> **Text excerpt**:
──────

One of the questions startup founders often ask me is if I would be interested in joining their project as a CTO. That, or if I could refer someone to work with them in exchange for equity.

Hiring a CTO or a lead developer for your startup is a defining moment. Your CTO is the person whose creative vision and technical skills will determine the success of your product.

The good news is that there are plenty of options in hiring a CTO or lead developer. And in this first of a two-part series, I’ll outline how you can identify the right person for the job as well as what the key points to look for are in a productive working partnership. In the second installment, we’ll dive deeper into the questions you need to ask in the hiring process.

Identify your needs

There are a couple of things that you need to pay attention to in order to find the right CTO.

First, you have to know and identify what you are really looking for.

Initially, you might have some ideas and a list of preferred skills in your mind that meet the requirements of your current project. But depending on people meet, you might want to be flexible and also choose technologies depending on their skills.

Second, in order to attract the right developer, you first need to generate revenue. This revenue will enable you to hire someone who speaks the right “technical language” to build an attractive and useful application.

The first thing you need to do to convince someone to work with you at the very critical first stage is to have a working idea of how you can generate a business revenue. Once you’ve mapped this, you will be able to forecast a salary that will fit your budget for a CTO or a lead developer. You may also consider giving equity. The key here is to identify what you can offer them (equity, budget, both, knowledge, vision, etc.).

Another point to consider is to know your value as a founder – you are building the future of your startup. In hiring someone, you also need to determine whether or not they are a perfect for the future you have planned for the company you are building. You have to dig deep into the person’s life to know whether or not he sees himself working with you on the long-term basis.

Find a CTO

There are plenty of places and events where you have the opportunity to mingle with like-minded developers such as startup incubators and tech events.

Even if you have not attended such events, you should consider going as these are perfect avenues for you to meet with people who could potentially help you in your project. When you attend tech meetups, you should be open to what participants can offer as well as to what you can share to your potential developers and partners.

Understand the mindset

The person’s mindset and character is also an important consideration. Developers tend to have a sense of ownership over the project. While this is good, it should be clear from the start that the project belongs to the company.

Get them to focus on the application and not on the product per se. There are times when developers confused these parts so it is necessary that these thoughts are well explained and understood by both parties.

It is just fair to allow both parties to talk to a lawyer so that different vague areas of agreement can be further clarified – such as what to do when arguments over ownership happen or when separation occurs. It is key that you are knowledgeable and educated when unlikely things happen.

──────

> **Extracted information**:

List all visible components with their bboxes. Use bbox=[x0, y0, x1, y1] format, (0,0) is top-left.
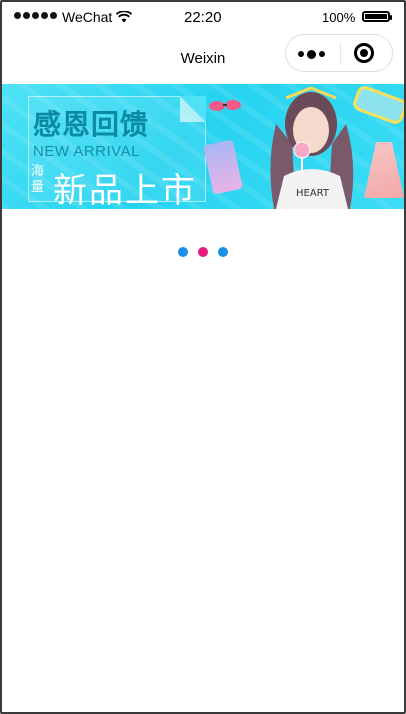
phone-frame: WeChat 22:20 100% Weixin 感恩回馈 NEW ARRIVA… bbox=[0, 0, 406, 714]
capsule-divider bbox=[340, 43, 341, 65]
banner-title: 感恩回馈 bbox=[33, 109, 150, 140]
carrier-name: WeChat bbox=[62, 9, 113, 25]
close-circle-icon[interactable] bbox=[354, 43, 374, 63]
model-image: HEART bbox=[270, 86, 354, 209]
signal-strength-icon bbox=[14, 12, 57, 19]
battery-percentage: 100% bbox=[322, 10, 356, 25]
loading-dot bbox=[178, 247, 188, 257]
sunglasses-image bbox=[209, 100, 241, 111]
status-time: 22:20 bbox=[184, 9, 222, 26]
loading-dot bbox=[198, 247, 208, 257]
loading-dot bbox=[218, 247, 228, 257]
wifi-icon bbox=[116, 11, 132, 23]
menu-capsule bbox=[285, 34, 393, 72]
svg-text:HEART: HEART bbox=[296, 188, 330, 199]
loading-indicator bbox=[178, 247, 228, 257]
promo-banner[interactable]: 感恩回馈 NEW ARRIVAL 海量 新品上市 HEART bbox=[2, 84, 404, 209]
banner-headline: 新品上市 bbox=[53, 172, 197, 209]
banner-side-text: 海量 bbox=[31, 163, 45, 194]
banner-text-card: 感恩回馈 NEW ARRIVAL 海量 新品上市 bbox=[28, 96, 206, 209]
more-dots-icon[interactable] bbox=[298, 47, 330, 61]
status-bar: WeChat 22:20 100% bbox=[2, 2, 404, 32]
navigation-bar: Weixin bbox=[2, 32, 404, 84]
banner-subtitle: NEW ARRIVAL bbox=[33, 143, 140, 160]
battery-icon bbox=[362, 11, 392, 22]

──────

> **Set exercise**:
Reproduce everything in the hiring-a-CTO text from "One of the questions" down to "of your product.". The rows are drawn from a different source than the text.

> **Exercise solution**:
One of the questions startup founders often ask me is if I would be interested in joining their project as a CTO. That, or if I could refer someone to work with them in exchange for equity.

Hiring a CTO or a lead developer for your startup is a defining moment. Your CTO is the person whose creative vision and technical skills will determine the success of your product.